Annotations of layout elements
● ● ● ● ● ● ●
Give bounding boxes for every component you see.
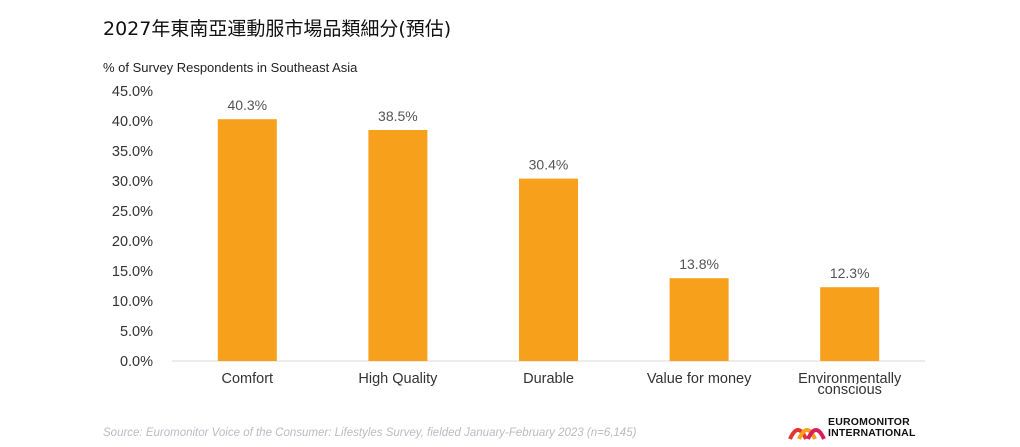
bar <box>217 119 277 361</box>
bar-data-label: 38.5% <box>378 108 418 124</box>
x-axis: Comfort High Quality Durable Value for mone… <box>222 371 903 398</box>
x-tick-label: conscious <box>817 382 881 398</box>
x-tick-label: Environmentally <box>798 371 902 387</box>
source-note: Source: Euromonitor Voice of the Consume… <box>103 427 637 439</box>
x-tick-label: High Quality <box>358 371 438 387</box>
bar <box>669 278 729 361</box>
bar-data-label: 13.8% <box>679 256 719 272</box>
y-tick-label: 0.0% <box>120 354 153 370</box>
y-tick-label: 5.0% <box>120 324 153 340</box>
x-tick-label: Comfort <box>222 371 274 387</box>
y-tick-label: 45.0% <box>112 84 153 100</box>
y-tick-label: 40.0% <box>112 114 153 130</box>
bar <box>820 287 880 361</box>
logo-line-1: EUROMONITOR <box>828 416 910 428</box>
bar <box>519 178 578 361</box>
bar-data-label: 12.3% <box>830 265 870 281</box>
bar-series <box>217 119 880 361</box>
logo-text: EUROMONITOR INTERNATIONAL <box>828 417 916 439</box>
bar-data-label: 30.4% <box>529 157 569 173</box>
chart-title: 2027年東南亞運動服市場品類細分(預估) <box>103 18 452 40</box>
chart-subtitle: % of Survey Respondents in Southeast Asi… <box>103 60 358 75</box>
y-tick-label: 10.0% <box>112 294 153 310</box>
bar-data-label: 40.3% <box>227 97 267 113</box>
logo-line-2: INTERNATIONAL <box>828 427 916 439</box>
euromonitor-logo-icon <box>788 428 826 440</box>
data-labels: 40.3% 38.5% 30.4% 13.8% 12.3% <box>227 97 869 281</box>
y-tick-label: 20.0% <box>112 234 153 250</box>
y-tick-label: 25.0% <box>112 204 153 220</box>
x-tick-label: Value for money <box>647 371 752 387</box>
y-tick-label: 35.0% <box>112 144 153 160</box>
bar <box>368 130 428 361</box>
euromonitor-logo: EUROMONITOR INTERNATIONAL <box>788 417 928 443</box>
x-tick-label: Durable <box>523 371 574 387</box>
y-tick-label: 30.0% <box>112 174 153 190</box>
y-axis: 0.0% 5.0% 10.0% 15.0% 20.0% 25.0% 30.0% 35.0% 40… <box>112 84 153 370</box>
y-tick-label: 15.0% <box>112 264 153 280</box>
● ● ● ● ● ● ●
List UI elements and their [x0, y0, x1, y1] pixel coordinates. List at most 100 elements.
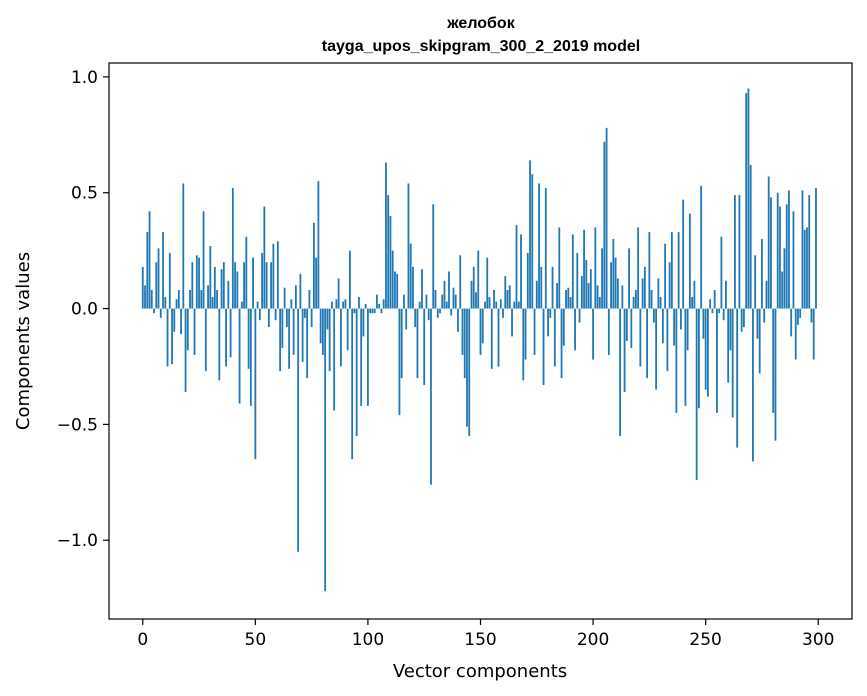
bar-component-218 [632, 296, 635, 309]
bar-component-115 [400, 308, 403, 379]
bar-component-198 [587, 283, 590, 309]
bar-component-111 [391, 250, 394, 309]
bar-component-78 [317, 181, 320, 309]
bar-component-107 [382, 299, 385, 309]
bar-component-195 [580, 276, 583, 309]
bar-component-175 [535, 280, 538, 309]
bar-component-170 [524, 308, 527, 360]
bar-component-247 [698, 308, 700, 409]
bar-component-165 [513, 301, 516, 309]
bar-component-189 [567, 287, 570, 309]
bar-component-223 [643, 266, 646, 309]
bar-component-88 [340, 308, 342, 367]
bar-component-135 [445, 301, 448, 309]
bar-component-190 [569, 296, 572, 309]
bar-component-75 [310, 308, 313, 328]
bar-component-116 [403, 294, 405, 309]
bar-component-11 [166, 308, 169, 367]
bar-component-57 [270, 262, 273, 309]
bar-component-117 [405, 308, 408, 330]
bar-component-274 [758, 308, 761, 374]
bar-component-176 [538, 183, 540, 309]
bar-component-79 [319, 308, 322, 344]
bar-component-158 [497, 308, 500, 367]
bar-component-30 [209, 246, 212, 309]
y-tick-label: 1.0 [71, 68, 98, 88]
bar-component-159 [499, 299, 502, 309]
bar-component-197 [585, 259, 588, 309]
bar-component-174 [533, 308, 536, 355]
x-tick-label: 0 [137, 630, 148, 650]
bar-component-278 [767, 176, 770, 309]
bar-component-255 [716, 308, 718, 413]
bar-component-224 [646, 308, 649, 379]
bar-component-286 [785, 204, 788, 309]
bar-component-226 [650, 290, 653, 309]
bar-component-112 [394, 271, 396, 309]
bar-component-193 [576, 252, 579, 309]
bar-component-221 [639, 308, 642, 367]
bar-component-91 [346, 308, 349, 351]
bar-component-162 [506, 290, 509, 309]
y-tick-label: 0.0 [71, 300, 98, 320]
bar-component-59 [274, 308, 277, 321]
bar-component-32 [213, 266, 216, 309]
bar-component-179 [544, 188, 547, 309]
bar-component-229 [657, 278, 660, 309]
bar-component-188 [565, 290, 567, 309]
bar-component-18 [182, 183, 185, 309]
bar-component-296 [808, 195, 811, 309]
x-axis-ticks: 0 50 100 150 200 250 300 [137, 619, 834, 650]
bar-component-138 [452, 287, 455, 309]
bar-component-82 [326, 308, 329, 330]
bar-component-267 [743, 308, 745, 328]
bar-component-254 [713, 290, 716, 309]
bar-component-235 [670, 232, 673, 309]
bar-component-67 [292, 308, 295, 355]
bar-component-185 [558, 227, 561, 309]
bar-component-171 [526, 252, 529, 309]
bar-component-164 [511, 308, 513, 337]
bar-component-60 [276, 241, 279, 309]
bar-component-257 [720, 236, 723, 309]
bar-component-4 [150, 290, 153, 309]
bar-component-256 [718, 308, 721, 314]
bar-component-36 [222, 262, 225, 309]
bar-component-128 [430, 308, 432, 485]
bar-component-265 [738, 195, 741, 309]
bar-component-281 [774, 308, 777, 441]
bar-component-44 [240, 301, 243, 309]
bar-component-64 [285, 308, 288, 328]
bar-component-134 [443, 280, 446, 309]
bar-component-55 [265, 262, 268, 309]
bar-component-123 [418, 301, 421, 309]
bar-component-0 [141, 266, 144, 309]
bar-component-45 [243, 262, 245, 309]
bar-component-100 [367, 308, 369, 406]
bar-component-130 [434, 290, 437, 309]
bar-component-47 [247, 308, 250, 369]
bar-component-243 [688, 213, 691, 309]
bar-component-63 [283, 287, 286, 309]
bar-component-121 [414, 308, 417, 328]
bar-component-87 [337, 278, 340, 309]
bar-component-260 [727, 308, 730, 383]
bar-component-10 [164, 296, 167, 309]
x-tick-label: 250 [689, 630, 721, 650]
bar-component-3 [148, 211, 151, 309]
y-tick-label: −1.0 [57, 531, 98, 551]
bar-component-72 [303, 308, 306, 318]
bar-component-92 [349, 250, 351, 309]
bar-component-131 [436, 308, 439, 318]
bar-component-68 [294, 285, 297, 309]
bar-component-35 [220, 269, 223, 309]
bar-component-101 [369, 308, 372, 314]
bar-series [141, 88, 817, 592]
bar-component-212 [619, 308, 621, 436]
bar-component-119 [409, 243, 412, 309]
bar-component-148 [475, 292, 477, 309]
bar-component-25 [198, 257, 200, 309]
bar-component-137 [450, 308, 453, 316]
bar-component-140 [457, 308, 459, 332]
● ● ● ● ● ● ●
Please print the lines in the listing from the line containing "bar-component-218 [632, 296, 635, 309]" through the line containing "bar-component-195 [580, 276, 583, 309]", inclusive, exactly as they appear.

Task result:
bar-component-218 [632, 296, 635, 309]
bar-component-115 [400, 308, 403, 379]
bar-component-198 [587, 283, 590, 309]
bar-component-111 [391, 250, 394, 309]
bar-component-78 [317, 181, 320, 309]
bar-component-107 [382, 299, 385, 309]
bar-component-195 [580, 276, 583, 309]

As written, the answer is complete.